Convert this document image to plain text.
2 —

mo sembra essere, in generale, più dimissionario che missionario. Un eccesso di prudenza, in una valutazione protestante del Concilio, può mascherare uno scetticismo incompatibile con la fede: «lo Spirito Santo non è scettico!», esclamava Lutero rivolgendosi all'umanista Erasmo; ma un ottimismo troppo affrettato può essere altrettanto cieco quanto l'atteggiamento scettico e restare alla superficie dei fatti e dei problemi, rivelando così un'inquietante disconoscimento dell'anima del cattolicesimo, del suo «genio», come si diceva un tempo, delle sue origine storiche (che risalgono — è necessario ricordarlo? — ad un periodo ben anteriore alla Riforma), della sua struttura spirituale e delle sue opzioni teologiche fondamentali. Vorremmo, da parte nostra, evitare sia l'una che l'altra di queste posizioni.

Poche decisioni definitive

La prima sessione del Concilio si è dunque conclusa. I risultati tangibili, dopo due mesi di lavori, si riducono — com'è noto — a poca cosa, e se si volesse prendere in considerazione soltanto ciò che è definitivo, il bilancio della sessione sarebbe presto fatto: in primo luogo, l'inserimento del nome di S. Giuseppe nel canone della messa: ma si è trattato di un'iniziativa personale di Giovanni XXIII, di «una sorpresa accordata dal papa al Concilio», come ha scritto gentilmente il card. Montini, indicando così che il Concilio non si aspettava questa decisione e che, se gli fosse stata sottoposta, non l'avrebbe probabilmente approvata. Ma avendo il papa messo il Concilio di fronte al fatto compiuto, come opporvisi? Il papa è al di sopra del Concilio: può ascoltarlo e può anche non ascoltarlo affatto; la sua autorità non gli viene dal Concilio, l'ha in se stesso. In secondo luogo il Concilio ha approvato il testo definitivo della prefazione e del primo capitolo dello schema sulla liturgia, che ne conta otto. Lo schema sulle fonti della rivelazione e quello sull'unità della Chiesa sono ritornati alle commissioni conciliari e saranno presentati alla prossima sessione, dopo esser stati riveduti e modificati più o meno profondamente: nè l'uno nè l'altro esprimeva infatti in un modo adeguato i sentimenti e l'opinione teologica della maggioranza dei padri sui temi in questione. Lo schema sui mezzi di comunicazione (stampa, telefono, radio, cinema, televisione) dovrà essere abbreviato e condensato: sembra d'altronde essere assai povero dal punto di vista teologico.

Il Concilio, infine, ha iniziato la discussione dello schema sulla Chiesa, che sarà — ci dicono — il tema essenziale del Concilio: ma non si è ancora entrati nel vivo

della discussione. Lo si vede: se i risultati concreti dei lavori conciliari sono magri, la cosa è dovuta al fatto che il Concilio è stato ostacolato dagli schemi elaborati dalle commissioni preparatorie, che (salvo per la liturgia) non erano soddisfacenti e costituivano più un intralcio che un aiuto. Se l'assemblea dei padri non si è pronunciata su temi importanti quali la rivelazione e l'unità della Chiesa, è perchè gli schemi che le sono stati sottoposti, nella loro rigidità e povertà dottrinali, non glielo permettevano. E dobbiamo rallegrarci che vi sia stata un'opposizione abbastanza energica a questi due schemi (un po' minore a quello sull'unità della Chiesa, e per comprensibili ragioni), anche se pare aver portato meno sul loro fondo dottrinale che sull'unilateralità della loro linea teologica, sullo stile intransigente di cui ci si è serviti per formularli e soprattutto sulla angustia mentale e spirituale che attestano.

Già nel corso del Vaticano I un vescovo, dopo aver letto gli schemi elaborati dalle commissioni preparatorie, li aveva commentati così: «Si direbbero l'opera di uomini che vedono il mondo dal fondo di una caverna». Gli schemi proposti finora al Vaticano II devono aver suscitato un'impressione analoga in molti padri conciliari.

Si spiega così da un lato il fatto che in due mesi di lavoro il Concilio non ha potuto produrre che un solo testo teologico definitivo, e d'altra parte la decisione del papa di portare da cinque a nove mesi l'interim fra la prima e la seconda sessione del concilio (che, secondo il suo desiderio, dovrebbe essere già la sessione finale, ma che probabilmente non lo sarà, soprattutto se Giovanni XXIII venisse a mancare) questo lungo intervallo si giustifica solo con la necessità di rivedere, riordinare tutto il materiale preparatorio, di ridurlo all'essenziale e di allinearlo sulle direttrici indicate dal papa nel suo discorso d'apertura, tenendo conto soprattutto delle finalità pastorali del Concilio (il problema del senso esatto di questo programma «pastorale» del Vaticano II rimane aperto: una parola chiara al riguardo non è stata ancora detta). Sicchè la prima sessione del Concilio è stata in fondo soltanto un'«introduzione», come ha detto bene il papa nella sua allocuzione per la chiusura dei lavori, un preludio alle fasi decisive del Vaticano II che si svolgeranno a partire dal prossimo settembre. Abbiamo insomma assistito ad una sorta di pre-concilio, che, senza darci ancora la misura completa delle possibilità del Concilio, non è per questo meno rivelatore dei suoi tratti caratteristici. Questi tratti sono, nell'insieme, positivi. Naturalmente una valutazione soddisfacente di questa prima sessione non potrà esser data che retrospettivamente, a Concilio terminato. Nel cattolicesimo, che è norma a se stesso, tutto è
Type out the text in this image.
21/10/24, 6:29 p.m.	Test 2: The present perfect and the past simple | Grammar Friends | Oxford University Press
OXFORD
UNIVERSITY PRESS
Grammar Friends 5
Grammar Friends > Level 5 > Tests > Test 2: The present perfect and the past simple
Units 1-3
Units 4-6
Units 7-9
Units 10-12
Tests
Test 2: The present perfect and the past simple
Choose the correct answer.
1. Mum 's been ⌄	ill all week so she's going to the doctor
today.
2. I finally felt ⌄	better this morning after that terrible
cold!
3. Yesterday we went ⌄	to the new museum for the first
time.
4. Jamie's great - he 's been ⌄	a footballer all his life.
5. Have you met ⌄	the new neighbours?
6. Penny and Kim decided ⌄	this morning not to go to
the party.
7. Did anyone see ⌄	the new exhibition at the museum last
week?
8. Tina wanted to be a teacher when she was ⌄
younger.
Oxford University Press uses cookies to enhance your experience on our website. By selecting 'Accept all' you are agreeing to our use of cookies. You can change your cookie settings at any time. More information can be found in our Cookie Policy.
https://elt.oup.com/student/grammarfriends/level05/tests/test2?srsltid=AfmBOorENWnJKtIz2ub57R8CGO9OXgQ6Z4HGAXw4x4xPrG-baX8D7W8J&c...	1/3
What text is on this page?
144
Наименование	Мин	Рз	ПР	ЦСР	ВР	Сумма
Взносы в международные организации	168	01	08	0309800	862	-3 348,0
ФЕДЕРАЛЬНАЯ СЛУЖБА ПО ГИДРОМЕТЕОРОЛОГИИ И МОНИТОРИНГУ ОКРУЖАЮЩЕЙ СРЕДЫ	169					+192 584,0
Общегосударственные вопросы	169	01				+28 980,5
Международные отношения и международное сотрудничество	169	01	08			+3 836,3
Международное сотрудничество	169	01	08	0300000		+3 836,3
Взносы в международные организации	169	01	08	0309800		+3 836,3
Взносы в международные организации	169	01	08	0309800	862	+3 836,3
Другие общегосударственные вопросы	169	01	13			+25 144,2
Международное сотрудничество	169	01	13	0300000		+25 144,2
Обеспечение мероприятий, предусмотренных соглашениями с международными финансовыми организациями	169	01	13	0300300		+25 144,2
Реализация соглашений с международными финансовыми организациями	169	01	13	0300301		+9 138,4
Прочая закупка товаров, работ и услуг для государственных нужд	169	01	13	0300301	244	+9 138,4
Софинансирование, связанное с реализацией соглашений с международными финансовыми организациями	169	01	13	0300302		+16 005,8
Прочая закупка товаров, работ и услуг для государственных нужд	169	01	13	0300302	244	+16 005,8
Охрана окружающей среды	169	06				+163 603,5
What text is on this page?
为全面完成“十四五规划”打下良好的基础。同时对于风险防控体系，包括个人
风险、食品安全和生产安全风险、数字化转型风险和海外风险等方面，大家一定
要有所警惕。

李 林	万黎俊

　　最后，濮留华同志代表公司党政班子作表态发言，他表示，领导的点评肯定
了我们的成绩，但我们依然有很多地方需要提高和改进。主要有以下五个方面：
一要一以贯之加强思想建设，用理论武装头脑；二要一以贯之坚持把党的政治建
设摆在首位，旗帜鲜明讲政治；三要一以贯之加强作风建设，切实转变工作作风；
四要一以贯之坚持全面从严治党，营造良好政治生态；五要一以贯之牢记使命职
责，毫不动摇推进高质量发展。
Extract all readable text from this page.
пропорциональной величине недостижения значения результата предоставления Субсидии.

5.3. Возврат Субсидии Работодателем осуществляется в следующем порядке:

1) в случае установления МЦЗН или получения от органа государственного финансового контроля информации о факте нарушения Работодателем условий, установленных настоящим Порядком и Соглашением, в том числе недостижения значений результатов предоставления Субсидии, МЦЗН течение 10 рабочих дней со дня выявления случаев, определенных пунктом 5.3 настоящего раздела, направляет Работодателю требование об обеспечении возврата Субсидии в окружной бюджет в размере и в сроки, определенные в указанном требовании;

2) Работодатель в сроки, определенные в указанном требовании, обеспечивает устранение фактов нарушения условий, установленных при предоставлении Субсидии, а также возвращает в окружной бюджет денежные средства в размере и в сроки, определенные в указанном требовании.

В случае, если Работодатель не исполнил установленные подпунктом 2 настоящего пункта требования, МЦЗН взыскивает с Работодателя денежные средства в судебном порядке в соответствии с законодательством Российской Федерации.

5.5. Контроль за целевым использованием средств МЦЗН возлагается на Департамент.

**Given request:**
How many lines of the listing above include the word "spirituale"? State the number and nothing else.

**Task result:**
2